■ STATED EXERCISE
Which lines in the material below contain the word "type"? Copy each of them.

■ DATA ROWS

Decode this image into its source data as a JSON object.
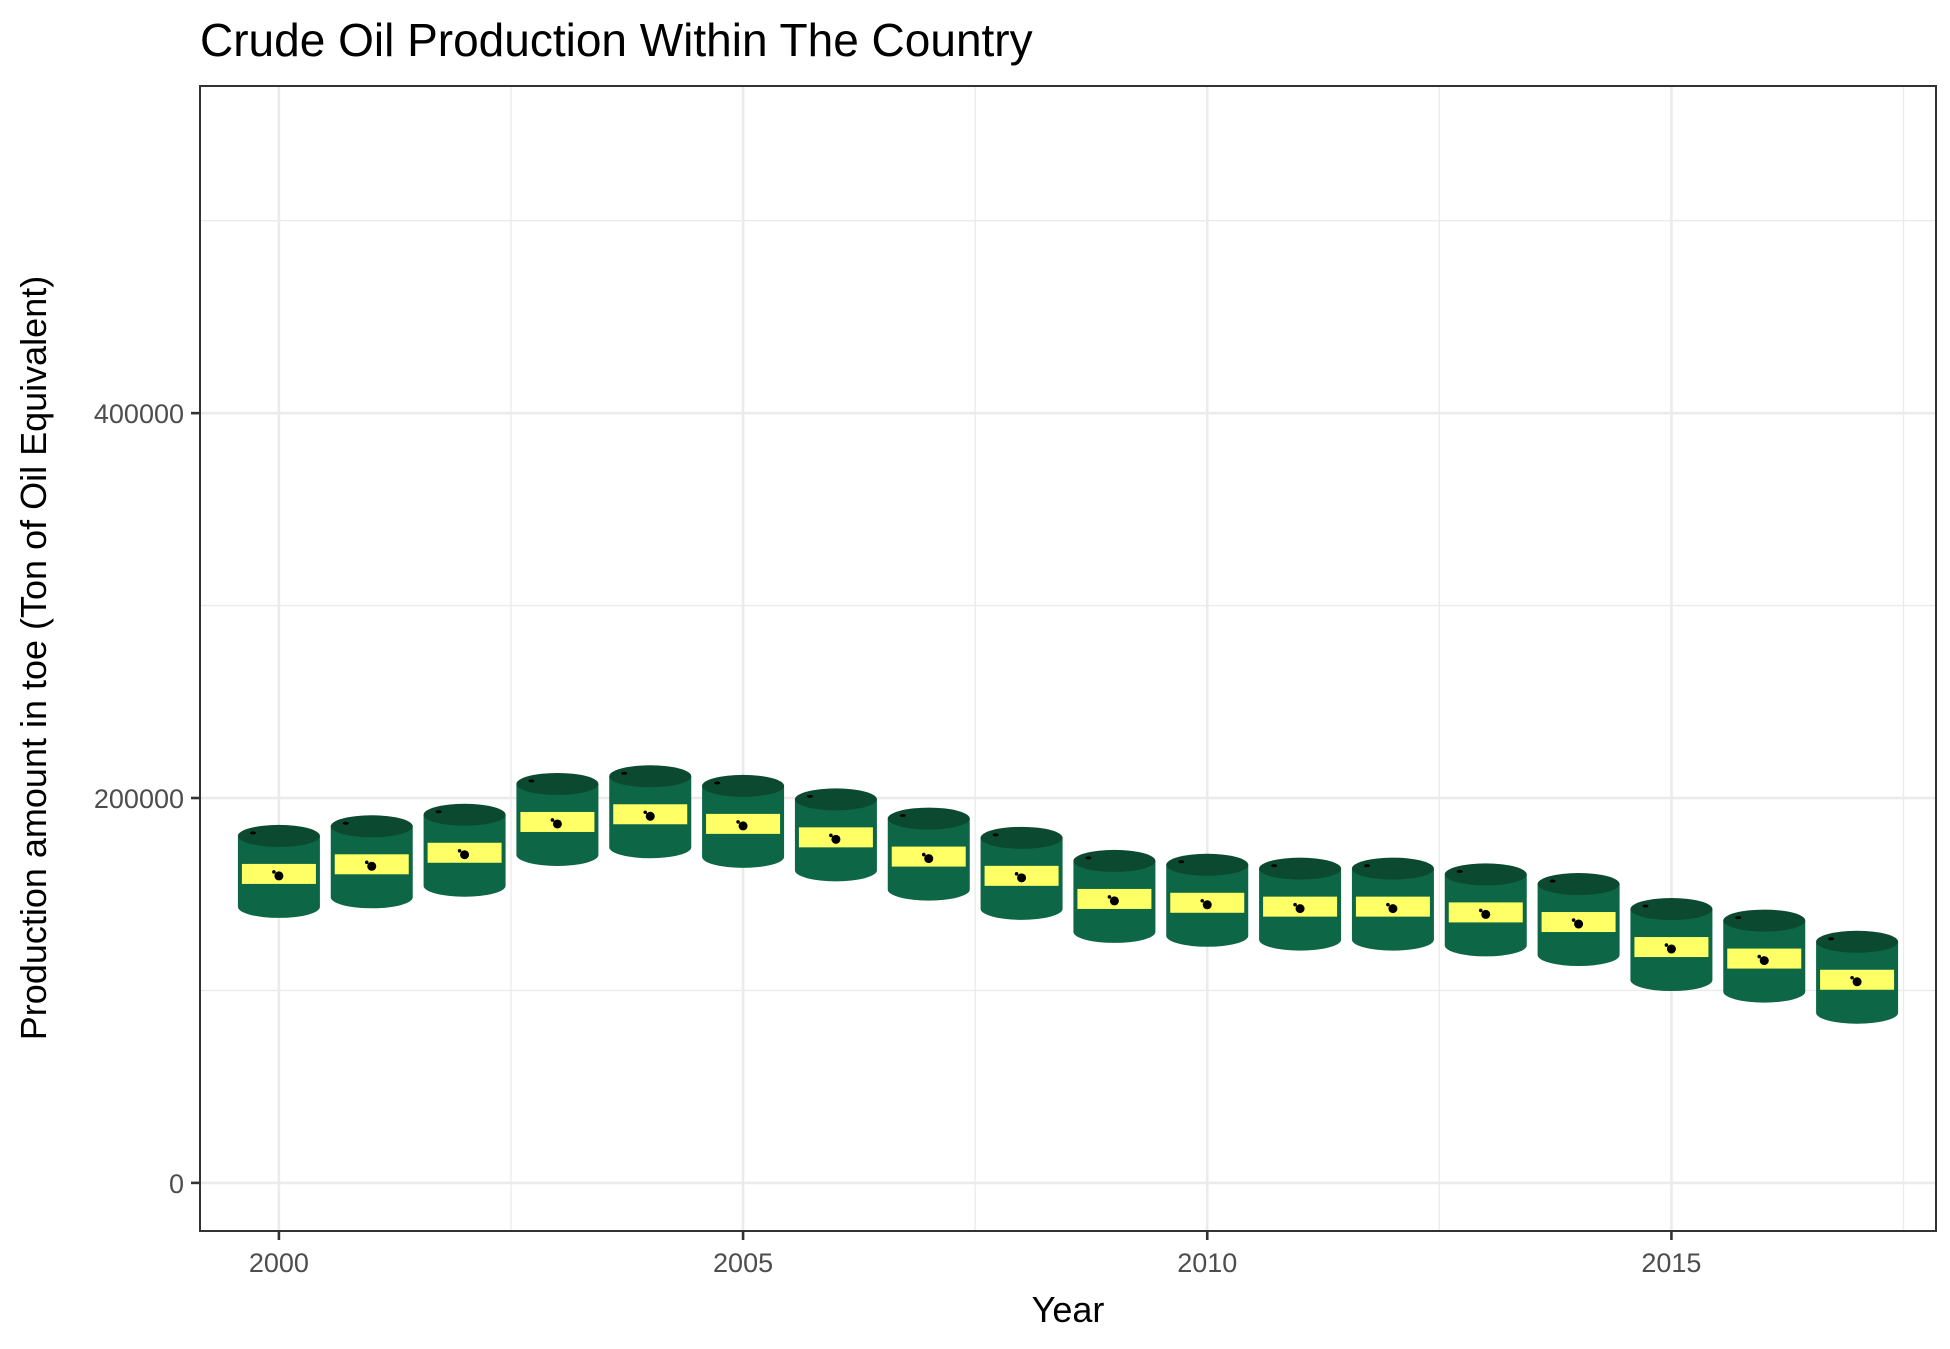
{
  "chart_data": {
    "type": "scatter",
    "title": "Crude Oil Production Within The Country",
    "xlabel": "Year",
    "ylabel": "Production amount in toe (Ton of Oil Equivalent)",
    "x": [
      2000,
      2001,
      2002,
      2003,
      2004,
      2005,
      2006,
      2007,
      2008,
      2009,
      2010,
      2011,
      2012,
      2013,
      2014,
      2015,
      2016,
      2017
    ],
    "values": [
      159000,
      164000,
      170000,
      186000,
      190000,
      185000,
      178000,
      168000,
      158000,
      146000,
      144000,
      142000,
      142000,
      139000,
      134000,
      121000,
      115000,
      104000
    ],
    "xlim": [
      1999.15,
      2017.85
    ],
    "ylim": [
      -25000,
      570000
    ],
    "x_ticks": [
      "2000",
      "2005",
      "2010",
      "2015"
    ],
    "y_ticks": [
      "0",
      "200000",
      "400000"
    ],
    "marker": "oil-barrel",
    "colors": {
      "barrel_body": "#0d6645",
      "barrel_top": "#0b4a30",
      "barrel_label": "#ffff66",
      "drop": "#000000"
    },
    "grid": true,
    "legend": "none"
  }
}
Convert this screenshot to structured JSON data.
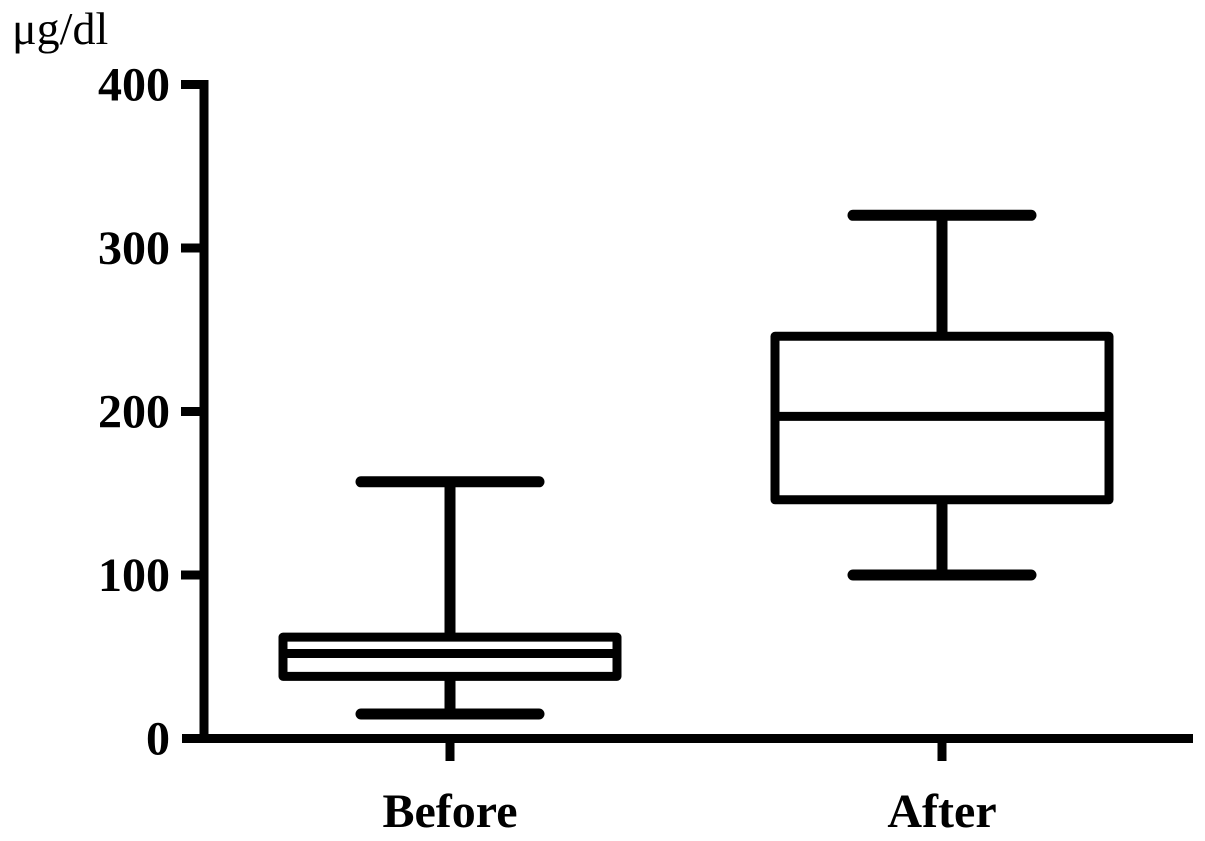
{
  "figure": {
    "unit_label": "μg/dl"
  },
  "chart_data": {
    "type": "boxplot",
    "title": "",
    "ylabel": "μg/dl",
    "xlabel": "",
    "ylim": [
      0,
      400
    ],
    "yticks": [
      0,
      100,
      200,
      300,
      400
    ],
    "categories": [
      "Before",
      "After"
    ],
    "series": [
      {
        "name": "Before",
        "min": 15,
        "q1": 38,
        "median": 52,
        "q3": 62,
        "max": 157
      },
      {
        "name": "After",
        "min": 100,
        "q1": 146,
        "median": 197,
        "q3": 246,
        "max": 320
      }
    ],
    "style": {
      "stroke_color": "#000000",
      "box_fill": "#ffffff",
      "background": "#ffffff",
      "grid": false,
      "legend": "none"
    }
  }
}
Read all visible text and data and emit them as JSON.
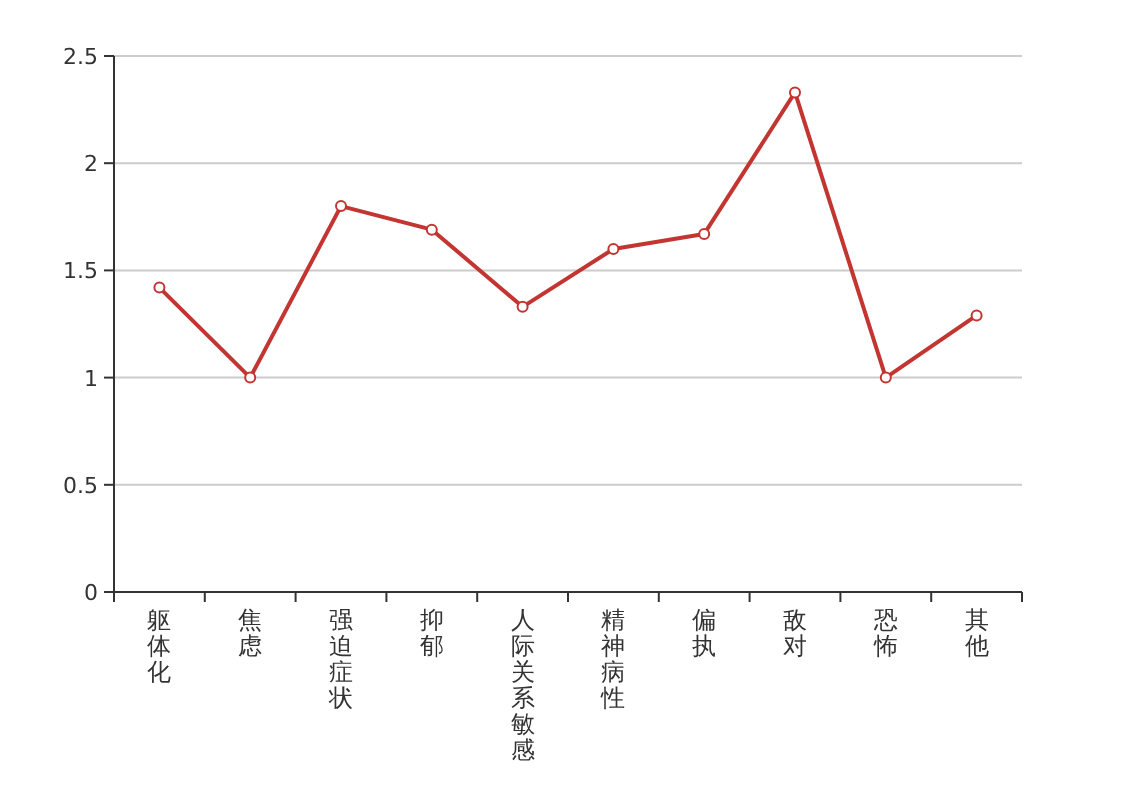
{
  "chart_data": {
    "type": "line",
    "categories": [
      "躯体化",
      "焦虑",
      "强迫症状",
      "抑郁",
      "人际关系敏感",
      "精神病性",
      "偏执",
      "敌对",
      "恐怖",
      "其他"
    ],
    "series": [
      {
        "color": "#c23531",
        "values": [
          1.42,
          1.0,
          1.8,
          1.69,
          1.33,
          1.6,
          1.67,
          2.33,
          1.0,
          1.29
        ]
      }
    ],
    "ylim": [
      0,
      2.5
    ],
    "yticks": [
      0,
      0.5,
      1,
      1.5,
      2,
      2.5
    ],
    "grid": "y",
    "marker": "circle",
    "line_style": "solid"
  }
}
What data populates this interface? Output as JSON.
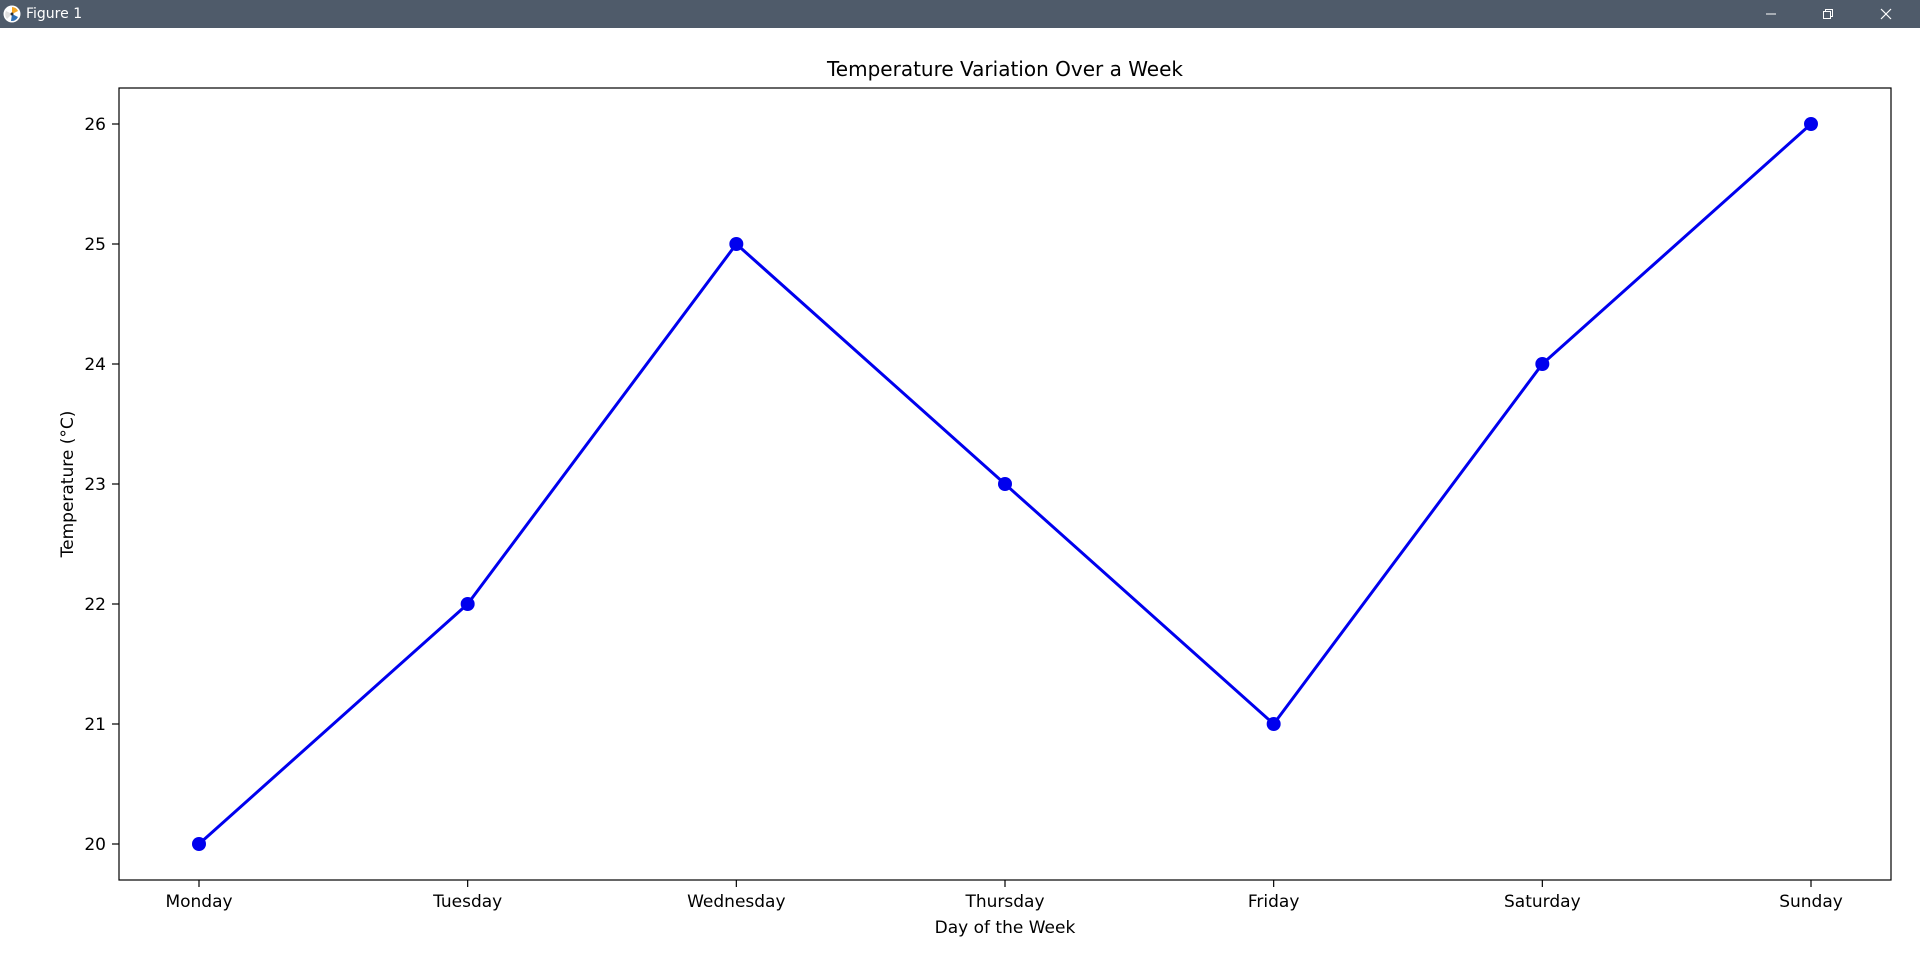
{
  "window": {
    "title": "Figure 1",
    "icon": "matplotlib-icon",
    "controls": {
      "minimize_icon": "minimize-icon",
      "maximize_icon": "restore-icon",
      "close_icon": "close-icon"
    }
  },
  "colors": {
    "titlebar": "#4f5b6a",
    "series": "#0000ee",
    "axes": "#000000"
  },
  "chart_data": {
    "type": "line",
    "title": "Temperature Variation Over a Week",
    "xlabel": "Day of the Week",
    "ylabel": "Temperature (°C)",
    "categories": [
      "Monday",
      "Tuesday",
      "Wednesday",
      "Thursday",
      "Friday",
      "Saturday",
      "Sunday"
    ],
    "series": [
      {
        "values": [
          20,
          22,
          25,
          23,
          21,
          24,
          26
        ],
        "color": "#0000ee",
        "marker": "circle"
      }
    ],
    "ylim": [
      19.7,
      26.3
    ],
    "yticks": [
      20,
      21,
      22,
      23,
      24,
      25,
      26
    ],
    "grid": false,
    "legend": "none"
  }
}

■ RESULT OF THE EXERCISE
    "type": "scatter",
    "type": "boxplot",
    "type": "line",
    "type": "line",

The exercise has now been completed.